Evaluation Metrics Explained

Mean Reciprocal Rank (MRR)

• Definition: The average of the reciprocal ranks for the first relevant candidate across queries.
• Formula: MRR = (1 / N) * Σ (1 / rank_i) where N is the number of queries, and rank_i is the rank position of the first correct candidate for query i.
• Calculation Example: For a query where the correct candidate appears at rank 4, the reciprocal rank is 1/4 = 0.25.

Normalized Discounted Cumulative Gain (nDCG)

• Definition: A metric that measures ranking quality by comparing the Discounted Cumulative Gain (DCG) of the re-ranked list to that of an ideal ranking using graded relevance scores.
• Formula: DCG = Σ_i=1^k ((2^rel_i -- 1) / log_2(i + 1)) NDCG = DCG / IDCG where k is the number of top results (here, 10), rel_i is the relevance score at position i, and IDCG is the maximum possible DCG for that query.
• Calculation Example: For a given query with graded relevance scores yielding a DCG that is 68% of the ideal DCG, NDCG@10 = 0.68.

Mean Average Precision (MAP)

• Definition: The mean of the average precision values computed over the top 10 candidates for each query, considering that there may be multiple correct responses.
• Formula: For each query, AP = (Σ_i=1^k (Precision@i × rel_i)) / (Number of relevant documents) MAP = (1 / N) * Σ_i=1^N AP_i where k is 10, N is the number of queries, and rel_i is 1 if the document at rank i is relevant, 0 otherwise.
• Calculation Example: For a query with relevant documents at positions 2, 5, and 7, AP is computed as (Precision@2 + Precision@5 + Precision@7) / 3.

Recall@k

• Definition: The proportion of relevant documents retrieved within the top k results.
☆ ☆ ☆ ☆ ☆
[REQUEST]:
Answer these from the text on evaluation metrics:
(a) In the MRR example, what reciprocal rank results when the correct candidate sits at rank 4?
(b) How many top results does k stand for in the nDCG formula?
(c) At which positions are the relevant documents in the MAP example?
The listing that follows is separate material and has no connection to the text on evaluation metrics.

[DATA BLOCK]:
☆ ☆ ☆ ☆ ☆
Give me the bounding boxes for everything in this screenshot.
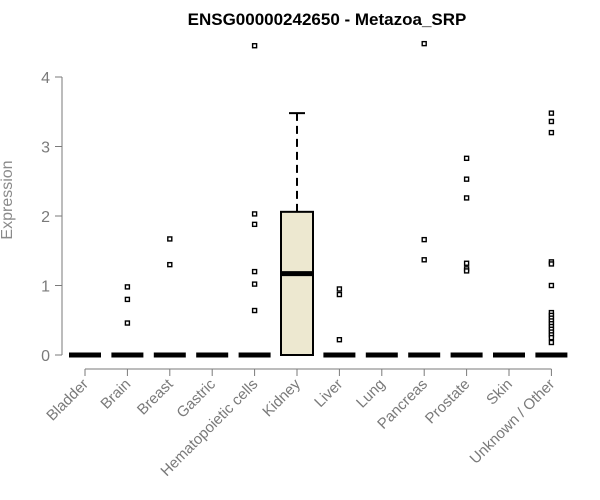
☆ ☆ ☆ ☆ ☆
[CORRECT OUTPUT]:
(a) 1/4 = 0.25
(b) 10
(c) Positions 2, 5, and 7